-- START PROVIDED DATA --

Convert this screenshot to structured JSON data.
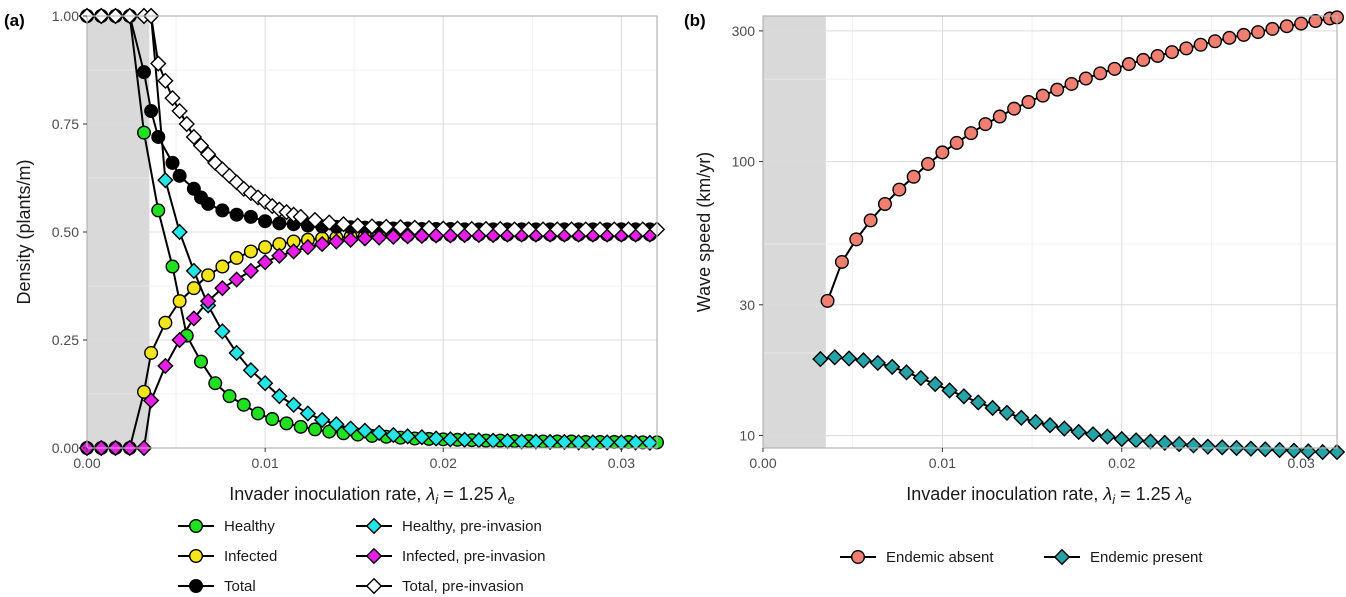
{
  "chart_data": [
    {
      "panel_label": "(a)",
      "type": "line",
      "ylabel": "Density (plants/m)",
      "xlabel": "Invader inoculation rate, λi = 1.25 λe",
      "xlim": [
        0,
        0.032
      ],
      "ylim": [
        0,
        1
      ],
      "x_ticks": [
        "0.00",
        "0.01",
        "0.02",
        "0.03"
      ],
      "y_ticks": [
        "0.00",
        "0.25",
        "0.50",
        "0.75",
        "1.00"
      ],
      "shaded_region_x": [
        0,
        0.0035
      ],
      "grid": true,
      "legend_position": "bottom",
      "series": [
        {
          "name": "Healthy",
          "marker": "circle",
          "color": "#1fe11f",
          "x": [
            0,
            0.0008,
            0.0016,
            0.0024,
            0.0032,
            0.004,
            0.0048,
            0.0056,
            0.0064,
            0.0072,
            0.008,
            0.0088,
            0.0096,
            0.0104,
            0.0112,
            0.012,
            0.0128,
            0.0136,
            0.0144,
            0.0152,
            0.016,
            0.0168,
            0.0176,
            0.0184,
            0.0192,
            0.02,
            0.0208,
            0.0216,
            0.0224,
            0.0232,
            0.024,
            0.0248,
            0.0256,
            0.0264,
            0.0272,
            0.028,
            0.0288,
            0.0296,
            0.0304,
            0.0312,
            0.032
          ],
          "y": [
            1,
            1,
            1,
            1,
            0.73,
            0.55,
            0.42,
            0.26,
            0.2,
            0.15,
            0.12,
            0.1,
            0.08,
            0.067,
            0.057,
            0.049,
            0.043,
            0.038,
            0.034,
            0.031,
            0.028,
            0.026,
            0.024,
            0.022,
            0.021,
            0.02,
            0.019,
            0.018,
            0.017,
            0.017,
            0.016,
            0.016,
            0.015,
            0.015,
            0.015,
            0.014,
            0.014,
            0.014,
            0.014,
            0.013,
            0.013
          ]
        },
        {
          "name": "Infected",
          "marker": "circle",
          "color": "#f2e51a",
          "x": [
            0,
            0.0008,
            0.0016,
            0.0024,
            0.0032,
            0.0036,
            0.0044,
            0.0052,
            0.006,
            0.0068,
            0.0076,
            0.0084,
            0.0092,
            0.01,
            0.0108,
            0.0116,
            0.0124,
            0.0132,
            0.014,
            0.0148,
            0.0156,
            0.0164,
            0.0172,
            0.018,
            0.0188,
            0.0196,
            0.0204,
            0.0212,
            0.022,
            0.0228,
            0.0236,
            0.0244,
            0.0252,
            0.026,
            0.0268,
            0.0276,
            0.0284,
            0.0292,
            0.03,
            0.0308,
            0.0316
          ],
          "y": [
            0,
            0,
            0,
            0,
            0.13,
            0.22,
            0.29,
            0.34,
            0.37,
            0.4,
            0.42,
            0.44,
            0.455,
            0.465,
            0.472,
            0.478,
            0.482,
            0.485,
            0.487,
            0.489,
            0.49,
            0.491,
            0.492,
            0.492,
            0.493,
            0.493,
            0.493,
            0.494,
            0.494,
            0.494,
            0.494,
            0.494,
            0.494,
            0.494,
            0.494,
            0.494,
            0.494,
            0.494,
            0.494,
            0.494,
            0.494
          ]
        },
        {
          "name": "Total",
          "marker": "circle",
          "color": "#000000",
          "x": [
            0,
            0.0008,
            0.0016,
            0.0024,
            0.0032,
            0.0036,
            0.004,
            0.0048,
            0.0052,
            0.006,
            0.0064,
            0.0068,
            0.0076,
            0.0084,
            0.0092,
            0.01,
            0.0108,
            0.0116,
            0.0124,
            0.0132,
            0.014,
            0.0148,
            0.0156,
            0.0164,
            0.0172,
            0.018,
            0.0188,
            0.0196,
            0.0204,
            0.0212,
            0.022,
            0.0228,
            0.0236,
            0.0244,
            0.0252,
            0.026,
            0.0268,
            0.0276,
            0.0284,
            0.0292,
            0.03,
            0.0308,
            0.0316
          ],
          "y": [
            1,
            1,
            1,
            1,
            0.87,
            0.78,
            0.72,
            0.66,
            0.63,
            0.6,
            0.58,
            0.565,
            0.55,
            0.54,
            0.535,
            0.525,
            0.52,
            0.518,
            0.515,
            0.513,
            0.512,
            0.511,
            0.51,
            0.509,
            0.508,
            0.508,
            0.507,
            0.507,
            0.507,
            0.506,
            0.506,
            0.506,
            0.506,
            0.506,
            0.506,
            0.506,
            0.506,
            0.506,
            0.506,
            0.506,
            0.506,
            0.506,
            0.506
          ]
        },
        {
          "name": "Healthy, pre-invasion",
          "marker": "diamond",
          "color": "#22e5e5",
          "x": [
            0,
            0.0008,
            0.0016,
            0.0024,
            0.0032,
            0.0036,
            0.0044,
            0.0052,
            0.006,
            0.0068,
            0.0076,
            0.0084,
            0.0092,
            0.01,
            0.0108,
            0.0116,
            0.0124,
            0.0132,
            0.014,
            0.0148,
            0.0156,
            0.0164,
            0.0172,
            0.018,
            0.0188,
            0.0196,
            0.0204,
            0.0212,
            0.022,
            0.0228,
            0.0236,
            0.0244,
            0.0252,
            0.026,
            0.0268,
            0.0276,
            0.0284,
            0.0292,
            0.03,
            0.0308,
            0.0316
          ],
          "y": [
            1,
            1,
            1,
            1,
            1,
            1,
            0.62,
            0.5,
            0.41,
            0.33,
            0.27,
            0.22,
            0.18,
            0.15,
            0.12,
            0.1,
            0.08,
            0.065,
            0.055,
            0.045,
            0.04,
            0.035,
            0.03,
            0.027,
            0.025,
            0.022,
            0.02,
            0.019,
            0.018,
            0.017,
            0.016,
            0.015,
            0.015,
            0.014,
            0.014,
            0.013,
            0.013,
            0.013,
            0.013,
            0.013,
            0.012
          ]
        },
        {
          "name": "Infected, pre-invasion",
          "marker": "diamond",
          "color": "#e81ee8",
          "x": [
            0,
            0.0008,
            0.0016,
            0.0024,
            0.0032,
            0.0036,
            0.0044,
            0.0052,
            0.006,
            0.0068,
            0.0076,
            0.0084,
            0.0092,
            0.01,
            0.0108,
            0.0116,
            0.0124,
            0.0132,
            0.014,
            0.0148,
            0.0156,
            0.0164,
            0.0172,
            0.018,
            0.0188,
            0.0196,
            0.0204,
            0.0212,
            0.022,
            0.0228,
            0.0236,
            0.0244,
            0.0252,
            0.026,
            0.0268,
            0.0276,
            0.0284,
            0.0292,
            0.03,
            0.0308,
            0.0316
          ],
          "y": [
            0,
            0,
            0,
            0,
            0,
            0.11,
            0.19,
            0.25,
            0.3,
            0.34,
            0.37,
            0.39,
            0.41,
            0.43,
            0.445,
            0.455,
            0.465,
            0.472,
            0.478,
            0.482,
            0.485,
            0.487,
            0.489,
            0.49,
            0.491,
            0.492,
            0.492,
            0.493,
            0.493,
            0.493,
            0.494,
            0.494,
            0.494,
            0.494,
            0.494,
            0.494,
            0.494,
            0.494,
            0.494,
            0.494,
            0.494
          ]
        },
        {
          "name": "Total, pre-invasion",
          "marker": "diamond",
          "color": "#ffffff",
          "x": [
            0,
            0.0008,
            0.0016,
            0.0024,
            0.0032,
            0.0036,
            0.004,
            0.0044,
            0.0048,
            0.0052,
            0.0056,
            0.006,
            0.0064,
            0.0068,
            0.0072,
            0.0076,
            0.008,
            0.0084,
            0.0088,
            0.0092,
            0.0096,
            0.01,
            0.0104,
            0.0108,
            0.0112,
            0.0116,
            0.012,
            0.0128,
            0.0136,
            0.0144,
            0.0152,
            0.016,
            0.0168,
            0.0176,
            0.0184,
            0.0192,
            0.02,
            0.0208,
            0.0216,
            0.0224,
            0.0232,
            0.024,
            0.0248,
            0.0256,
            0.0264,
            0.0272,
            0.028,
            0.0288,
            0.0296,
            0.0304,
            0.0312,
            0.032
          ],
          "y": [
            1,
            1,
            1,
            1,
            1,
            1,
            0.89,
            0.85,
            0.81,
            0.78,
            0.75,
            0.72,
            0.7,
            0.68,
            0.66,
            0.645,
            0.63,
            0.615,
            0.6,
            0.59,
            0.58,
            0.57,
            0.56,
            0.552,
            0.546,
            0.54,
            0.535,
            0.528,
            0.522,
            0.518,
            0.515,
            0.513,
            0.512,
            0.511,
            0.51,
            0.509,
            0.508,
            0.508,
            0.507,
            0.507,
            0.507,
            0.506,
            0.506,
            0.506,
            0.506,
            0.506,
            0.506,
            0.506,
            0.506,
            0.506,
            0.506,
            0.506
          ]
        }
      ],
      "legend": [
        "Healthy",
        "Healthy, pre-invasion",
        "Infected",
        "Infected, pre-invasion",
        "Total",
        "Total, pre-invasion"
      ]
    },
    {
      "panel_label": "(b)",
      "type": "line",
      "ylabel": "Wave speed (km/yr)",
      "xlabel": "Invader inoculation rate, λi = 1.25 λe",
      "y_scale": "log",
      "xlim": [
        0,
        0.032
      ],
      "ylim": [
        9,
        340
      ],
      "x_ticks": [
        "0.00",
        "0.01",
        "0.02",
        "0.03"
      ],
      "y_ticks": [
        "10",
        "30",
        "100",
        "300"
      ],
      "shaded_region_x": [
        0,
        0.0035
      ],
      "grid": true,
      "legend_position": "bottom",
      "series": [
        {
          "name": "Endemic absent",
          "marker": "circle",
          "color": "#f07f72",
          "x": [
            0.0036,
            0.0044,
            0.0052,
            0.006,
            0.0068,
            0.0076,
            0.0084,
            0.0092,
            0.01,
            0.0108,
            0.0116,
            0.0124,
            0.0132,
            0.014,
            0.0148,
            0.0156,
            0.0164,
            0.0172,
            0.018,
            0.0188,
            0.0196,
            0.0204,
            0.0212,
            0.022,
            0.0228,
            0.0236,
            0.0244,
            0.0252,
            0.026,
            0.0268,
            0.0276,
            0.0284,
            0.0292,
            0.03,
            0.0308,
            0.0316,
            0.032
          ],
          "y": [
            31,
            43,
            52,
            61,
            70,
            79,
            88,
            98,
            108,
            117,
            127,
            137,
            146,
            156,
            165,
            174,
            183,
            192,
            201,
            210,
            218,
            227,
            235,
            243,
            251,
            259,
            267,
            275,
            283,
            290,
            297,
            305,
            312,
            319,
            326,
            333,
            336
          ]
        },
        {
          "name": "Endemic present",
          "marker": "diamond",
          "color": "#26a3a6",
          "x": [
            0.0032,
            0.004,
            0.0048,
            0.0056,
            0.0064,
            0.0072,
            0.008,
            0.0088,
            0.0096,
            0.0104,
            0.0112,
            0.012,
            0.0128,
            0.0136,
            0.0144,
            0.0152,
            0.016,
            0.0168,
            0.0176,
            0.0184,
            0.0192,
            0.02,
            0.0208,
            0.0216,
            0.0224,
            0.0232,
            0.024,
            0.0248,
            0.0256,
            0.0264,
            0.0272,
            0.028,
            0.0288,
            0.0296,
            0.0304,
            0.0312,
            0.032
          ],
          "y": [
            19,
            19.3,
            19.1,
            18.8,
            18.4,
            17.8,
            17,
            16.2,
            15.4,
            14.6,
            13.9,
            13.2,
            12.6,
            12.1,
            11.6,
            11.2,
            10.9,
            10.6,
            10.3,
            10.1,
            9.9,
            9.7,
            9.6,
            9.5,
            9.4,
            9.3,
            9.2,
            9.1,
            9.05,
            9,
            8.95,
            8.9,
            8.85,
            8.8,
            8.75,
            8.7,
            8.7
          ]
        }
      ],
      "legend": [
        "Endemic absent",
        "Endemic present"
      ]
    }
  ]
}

-- END PROVIDED DATA --

TASK PROMPT
Scan the records above, count the lines with "absent" in them, and give only the number.

RESPONSE
2